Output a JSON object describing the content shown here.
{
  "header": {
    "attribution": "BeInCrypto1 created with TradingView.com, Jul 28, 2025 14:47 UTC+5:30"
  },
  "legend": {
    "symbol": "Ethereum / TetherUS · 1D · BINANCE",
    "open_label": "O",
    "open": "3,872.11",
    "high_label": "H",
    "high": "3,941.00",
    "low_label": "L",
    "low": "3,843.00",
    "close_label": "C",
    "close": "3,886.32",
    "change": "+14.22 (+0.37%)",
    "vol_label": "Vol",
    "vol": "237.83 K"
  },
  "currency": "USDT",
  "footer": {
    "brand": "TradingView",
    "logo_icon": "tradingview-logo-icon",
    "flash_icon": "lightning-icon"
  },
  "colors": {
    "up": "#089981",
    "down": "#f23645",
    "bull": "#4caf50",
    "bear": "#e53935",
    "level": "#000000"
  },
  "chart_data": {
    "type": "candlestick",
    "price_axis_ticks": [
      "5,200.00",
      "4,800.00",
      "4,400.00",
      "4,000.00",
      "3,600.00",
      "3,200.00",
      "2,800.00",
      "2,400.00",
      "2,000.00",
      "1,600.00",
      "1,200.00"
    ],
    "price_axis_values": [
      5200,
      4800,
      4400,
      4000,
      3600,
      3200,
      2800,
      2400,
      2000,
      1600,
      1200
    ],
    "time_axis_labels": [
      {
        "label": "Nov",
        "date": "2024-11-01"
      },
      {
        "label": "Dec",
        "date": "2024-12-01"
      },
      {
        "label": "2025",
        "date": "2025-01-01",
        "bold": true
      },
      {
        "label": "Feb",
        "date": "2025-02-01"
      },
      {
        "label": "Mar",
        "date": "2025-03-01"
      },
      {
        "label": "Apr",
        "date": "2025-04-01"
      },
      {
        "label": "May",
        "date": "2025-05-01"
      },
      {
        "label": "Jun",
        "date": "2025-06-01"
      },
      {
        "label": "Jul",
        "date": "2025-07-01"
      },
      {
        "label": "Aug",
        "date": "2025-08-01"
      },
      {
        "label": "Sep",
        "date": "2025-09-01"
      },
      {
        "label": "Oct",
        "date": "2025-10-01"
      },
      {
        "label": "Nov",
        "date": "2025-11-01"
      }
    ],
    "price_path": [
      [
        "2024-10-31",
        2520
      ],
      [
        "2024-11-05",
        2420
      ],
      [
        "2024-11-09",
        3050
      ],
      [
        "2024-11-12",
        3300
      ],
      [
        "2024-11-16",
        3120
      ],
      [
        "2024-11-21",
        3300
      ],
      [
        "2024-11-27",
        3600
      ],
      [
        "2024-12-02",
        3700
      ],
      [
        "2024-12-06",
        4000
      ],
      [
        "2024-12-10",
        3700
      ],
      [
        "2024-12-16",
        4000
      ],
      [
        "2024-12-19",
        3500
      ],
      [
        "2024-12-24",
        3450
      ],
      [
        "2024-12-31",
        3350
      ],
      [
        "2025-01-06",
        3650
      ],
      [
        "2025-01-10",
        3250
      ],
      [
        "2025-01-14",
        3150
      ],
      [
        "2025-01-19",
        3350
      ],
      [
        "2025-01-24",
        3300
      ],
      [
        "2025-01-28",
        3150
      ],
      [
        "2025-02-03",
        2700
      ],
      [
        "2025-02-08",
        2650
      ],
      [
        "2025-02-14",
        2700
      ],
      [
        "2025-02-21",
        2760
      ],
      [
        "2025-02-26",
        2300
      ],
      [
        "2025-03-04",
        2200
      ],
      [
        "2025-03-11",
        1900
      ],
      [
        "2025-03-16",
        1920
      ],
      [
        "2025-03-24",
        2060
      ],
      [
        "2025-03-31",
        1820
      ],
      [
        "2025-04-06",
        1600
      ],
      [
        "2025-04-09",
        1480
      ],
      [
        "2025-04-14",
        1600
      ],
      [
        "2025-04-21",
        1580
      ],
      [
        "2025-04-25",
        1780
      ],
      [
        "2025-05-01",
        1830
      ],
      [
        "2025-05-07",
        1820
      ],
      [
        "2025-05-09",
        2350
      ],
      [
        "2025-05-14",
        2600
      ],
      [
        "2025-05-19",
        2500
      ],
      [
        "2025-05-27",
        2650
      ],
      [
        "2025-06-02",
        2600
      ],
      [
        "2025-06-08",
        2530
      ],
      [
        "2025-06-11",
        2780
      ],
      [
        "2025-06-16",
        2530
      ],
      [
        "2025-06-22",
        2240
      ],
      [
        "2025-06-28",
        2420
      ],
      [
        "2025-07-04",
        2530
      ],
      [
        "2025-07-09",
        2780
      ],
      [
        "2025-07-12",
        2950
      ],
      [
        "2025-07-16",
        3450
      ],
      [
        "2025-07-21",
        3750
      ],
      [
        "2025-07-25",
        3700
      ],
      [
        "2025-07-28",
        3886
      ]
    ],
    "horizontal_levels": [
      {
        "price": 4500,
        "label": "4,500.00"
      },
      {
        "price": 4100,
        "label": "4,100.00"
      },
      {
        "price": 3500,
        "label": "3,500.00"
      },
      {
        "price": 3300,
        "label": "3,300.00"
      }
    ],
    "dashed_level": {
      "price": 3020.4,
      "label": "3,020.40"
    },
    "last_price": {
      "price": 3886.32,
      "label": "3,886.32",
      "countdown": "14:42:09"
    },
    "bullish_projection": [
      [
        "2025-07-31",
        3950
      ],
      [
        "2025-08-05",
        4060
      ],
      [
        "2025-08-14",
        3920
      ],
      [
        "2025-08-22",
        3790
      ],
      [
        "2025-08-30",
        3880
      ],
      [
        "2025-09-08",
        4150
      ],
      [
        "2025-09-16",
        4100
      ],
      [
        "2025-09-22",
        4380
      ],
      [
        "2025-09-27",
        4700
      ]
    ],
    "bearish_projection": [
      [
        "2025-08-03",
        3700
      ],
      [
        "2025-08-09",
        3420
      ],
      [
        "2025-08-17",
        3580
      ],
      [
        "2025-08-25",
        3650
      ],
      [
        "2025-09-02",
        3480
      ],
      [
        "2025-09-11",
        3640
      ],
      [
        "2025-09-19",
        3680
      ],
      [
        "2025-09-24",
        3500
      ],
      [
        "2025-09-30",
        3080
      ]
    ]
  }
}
━━━━━━
* **Written problem**
Sift the material for lines with the string "icon". Copy each one found.

* **Response below**
    "logo_icon": "tradingview-logo-icon",
    "flash_icon": "lightning-icon"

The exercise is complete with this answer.